(Data extracted from a collection)
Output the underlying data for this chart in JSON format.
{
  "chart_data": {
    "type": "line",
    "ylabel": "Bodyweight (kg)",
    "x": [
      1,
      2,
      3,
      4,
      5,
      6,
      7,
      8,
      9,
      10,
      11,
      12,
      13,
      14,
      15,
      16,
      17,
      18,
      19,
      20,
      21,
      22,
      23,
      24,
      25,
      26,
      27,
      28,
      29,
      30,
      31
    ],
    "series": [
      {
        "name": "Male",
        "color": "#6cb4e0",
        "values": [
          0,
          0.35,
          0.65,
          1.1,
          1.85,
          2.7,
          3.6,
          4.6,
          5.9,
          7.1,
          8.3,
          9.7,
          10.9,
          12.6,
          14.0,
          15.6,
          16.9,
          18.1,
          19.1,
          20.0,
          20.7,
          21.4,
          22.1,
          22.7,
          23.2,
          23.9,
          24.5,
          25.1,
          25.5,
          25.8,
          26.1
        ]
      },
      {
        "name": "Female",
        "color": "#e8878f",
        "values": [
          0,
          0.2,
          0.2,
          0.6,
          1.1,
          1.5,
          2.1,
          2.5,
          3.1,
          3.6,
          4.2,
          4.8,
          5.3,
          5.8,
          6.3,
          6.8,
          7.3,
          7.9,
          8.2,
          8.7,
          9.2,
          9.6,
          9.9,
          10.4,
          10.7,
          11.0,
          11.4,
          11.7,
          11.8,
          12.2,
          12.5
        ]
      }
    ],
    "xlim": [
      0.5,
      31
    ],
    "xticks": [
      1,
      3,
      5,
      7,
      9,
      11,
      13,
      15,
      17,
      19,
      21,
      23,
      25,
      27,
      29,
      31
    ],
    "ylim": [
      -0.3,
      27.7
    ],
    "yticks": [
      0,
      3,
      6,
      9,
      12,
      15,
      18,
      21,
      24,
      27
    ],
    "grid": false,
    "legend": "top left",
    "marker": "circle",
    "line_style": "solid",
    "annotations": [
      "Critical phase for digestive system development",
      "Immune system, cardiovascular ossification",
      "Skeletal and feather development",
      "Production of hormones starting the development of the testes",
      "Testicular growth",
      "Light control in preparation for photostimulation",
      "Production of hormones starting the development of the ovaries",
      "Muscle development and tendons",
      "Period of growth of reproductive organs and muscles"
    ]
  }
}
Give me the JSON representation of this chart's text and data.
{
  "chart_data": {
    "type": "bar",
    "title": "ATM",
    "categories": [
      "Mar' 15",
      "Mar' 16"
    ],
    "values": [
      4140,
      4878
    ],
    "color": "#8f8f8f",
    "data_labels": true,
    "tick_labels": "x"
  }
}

YOUR INSTRUCTIONS: Find and copy each line above that includes the string "hormones".

WRITTEN SOLUTION:
      "Production of hormones starting the development of the testes",
      "Production of hormones starting the development of the ovaries",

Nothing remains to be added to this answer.